### WHAT IS EXPECTED
Copy every entry exactly as given, minus the images.

### THE RECORDS
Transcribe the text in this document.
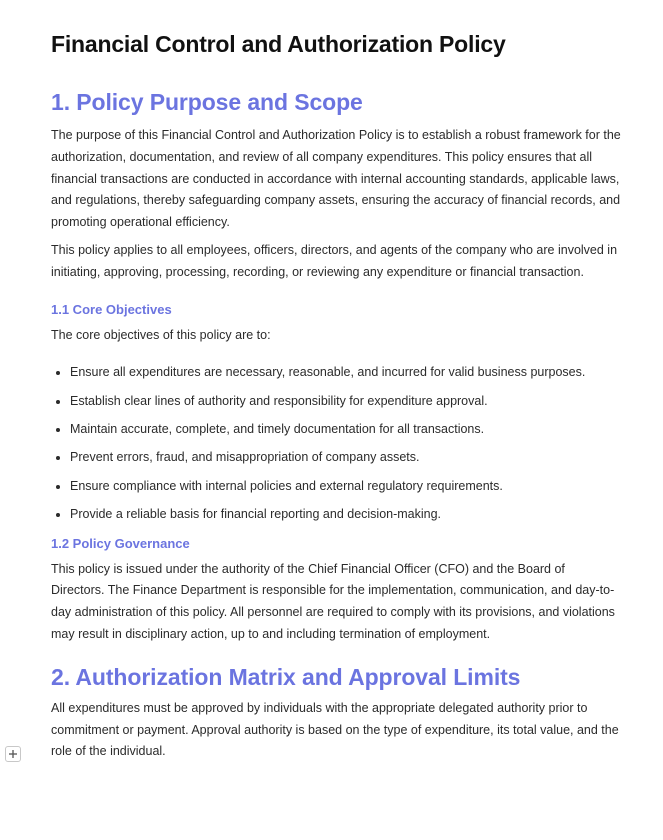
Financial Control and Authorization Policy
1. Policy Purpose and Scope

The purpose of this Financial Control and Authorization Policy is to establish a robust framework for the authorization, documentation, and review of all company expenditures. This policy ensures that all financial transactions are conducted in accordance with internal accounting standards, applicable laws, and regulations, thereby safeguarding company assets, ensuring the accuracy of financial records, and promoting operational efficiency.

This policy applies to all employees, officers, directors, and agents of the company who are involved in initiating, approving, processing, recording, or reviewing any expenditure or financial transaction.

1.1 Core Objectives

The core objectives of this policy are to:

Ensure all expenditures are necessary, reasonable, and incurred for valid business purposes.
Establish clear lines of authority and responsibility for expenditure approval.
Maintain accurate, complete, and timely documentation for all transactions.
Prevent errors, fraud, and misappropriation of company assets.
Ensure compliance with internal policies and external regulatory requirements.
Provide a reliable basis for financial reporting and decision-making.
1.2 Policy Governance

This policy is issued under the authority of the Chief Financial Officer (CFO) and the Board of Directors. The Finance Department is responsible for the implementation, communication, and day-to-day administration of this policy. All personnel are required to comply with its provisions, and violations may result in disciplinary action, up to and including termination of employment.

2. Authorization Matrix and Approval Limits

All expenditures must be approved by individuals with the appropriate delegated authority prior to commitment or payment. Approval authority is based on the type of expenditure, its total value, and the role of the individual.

### FINISHED ANSWER
Transcribe the text in this document.
Financial Control and Authorization Policy
1. Policy Purpose and Scope

The purpose of this Financial Control and Authorization Policy is to establish a robust framework for the authorization, documentation, and review of all company expenditures. This policy ensures that all financial transactions are conducted in accordance with internal accounting standards, applicable laws, and regulations, thereby safeguarding company assets, ensuring the accuracy of financial records, and promoting operational efficiency.

This policy applies to all employees, officers, directors, and agents of the company who are involved in initiating, approving, processing, recording, or reviewing any expenditure or financial transaction.

1.1 Core Objectives

The core objectives of this policy are to:

Ensure all expenditures are necessary, reasonable, and incurred for valid business purposes.
Establish clear lines of authority and responsibility for expenditure approval.
Maintain accurate, complete, and timely documentation for all transactions.
Prevent errors, fraud, and misappropriation of company assets.
Ensure compliance with internal policies and external regulatory requirements.
Provide a reliable basis for financial reporting and decision-making.
1.2 Policy Governance

This policy is issued under the authority of the Chief Financial Officer (CFO) and the Board of Directors. The Finance Department is responsible for the implementation, communication, and day-to-day administration of this policy. All personnel are required to comply with its provisions, and violations may result in disciplinary action, up to and including termination of employment.

2. Authorization Matrix and Approval Limits

All expenditures must be approved by individuals with the appropriate delegated authority prior to commitment or payment. Approval authority is based on the type of expenditure, its total value, and the role of the individual.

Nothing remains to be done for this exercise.